Dataset records:

==============================

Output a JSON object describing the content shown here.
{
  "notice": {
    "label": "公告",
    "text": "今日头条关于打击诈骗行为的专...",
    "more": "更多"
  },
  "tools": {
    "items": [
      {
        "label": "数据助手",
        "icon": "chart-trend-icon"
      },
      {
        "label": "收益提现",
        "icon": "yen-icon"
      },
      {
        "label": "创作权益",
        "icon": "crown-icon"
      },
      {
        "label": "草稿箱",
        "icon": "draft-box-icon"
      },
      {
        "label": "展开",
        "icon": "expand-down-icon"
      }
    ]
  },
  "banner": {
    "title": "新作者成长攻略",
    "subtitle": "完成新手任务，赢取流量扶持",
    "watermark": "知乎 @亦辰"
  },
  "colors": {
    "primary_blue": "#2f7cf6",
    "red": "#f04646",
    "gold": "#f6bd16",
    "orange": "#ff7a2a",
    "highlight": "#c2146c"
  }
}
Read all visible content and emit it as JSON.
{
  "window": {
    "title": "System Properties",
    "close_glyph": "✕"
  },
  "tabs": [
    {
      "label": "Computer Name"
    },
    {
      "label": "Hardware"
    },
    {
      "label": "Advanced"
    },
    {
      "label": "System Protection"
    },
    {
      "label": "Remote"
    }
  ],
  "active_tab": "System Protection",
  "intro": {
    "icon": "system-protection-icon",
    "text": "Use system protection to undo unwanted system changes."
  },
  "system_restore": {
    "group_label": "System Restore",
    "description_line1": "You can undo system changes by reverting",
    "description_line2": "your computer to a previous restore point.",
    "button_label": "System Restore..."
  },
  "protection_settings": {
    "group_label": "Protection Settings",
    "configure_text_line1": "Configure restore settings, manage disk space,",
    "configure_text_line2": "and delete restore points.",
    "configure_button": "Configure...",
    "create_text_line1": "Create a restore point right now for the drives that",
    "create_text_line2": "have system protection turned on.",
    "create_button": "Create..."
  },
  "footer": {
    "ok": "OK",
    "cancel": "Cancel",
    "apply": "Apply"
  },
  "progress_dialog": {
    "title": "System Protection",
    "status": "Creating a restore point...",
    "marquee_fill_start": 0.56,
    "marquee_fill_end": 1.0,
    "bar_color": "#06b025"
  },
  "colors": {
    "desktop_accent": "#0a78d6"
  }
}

==============================

## Work instructions
Write out every entry again exactly, please, with nothing missing.

## The output
Output a JSON object describing the content shown here.
{
  "notice": {
    "label": "公告",
    "text": "今日头条关于打击诈骗行为的专...",
    "more": "更多"
  },
  "tools": {
    "items": [
      {
        "label": "数据助手",
        "icon": "chart-trend-icon"
      },
      {
        "label": "收益提现",
        "icon": "yen-icon"
      },
      {
        "label": "创作权益",
        "icon": "crown-icon"
      },
      {
        "label": "草稿箱",
        "icon": "draft-box-icon"
      },
      {
        "label": "展开",
        "icon": "expand-down-icon"
      }
    ]
  },
  "banner": {
    "title": "新作者成长攻略",
    "subtitle": "完成新手任务，赢取流量扶持",
    "watermark": "知乎 @亦辰"
  },
  "colors": {
    "primary_blue": "#2f7cf6",
    "red": "#f04646",
    "gold": "#f6bd16",
    "orange": "#ff7a2a",
    "highlight": "#c2146c"
  }
}
Read all visible content and emit it as JSON.
{
  "window": {
    "title": "System Properties",
    "close_glyph": "✕"
  },
  "tabs": [
    {
      "label": "Computer Name"
    },
    {
      "label": "Hardware"
    },
    {
      "label": "Advanced"
    },
    {
      "label": "System Protection"
    },
    {
      "label": "Remote"
    }
  ],
  "active_tab": "System Protection",
  "intro": {
    "icon": "system-protection-icon",
    "text": "Use system protection to undo unwanted system changes."
  },
  "system_restore": {
    "group_label": "System Restore",
    "description_line1": "You can undo system changes by reverting",
    "description_line2": "your computer to a previous restore point.",
    "button_label": "System Restore..."
  },
  "protection_settings": {
    "group_label": "Protection Settings",
    "configure_text_line1": "Configure restore settings, manage disk space,",
    "configure_text_line2": "and delete restore points.",
    "configure_button": "Configure...",
    "create_text_line1": "Create a restore point right now for the drives that",
    "create_text_line2": "have system protection turned on.",
    "create_button": "Create..."
  },
  "footer": {
    "ok": "OK",
    "cancel": "Cancel",
    "apply": "Apply"
  },
  "progress_dialog": {
    "title": "System Protection",
    "status": "Creating a restore point...",
    "marquee_fill_start": 0.56,
    "marquee_fill_end": 1.0,
    "bar_color": "#06b025"
  },
  "colors": {
    "desktop_accent": "#0a78d6"
  }
}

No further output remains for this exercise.